▶ **Collected data**:
┌──

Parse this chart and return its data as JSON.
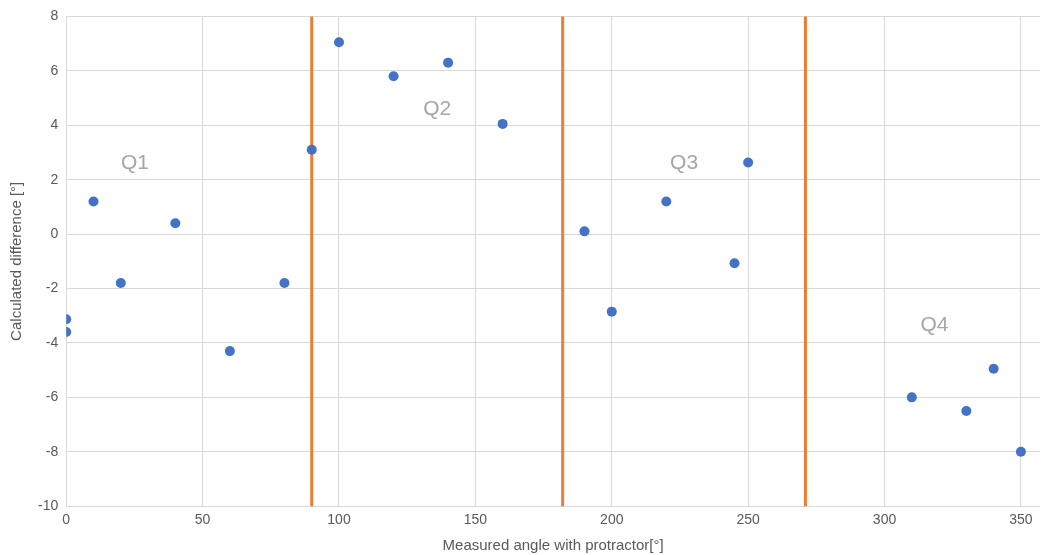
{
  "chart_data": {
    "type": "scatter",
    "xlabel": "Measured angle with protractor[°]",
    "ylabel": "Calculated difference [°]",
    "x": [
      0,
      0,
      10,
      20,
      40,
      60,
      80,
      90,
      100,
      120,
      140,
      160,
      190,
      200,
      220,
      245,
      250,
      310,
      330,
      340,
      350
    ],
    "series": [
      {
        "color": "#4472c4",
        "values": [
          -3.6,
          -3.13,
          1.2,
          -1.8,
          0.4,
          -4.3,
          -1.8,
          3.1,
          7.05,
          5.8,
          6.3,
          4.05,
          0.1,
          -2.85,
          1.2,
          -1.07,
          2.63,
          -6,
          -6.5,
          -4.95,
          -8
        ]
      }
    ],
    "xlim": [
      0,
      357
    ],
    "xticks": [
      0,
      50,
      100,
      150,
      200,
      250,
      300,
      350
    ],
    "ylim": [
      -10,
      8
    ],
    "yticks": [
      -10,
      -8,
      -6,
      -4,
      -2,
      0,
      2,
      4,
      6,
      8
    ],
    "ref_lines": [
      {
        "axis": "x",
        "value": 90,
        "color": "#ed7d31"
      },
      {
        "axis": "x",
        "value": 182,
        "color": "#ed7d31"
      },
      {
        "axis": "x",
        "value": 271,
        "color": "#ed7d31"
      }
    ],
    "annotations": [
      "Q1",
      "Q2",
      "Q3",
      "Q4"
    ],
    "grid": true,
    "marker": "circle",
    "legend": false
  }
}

└──

▶ **Brief**:
Could you repeat all of the material exactly? Pictures should not be copied.

▶ **Full response**:
Parse this chart and return its data as JSON.
{
  "chart_data": {
    "type": "scatter",
    "xlabel": "Measured angle with protractor[°]",
    "ylabel": "Calculated difference [°]",
    "x": [
      0,
      0,
      10,
      20,
      40,
      60,
      80,
      90,
      100,
      120,
      140,
      160,
      190,
      200,
      220,
      245,
      250,
      310,
      330,
      340,
      350
    ],
    "series": [
      {
        "color": "#4472c4",
        "values": [
          -3.6,
          -3.13,
          1.2,
          -1.8,
          0.4,
          -4.3,
          -1.8,
          3.1,
          7.05,
          5.8,
          6.3,
          4.05,
          0.1,
          -2.85,
          1.2,
          -1.07,
          2.63,
          -6,
          -6.5,
          -4.95,
          -8
        ]
      }
    ],
    "xlim": [
      0,
      357
    ],
    "xticks": [
      0,
      50,
      100,
      150,
      200,
      250,
      300,
      350
    ],
    "ylim": [
      -10,
      8
    ],
    "yticks": [
      -10,
      -8,
      -6,
      -4,
      -2,
      0,
      2,
      4,
      6,
      8
    ],
    "ref_lines": [
      {
        "axis": "x",
        "value": 90,
        "color": "#ed7d31"
      },
      {
        "axis": "x",
        "value": 182,
        "color": "#ed7d31"
      },
      {
        "axis": "x",
        "value": 271,
        "color": "#ed7d31"
      }
    ],
    "annotations": [
      "Q1",
      "Q2",
      "Q3",
      "Q4"
    ],
    "grid": true,
    "marker": "circle",
    "legend": false
  }
}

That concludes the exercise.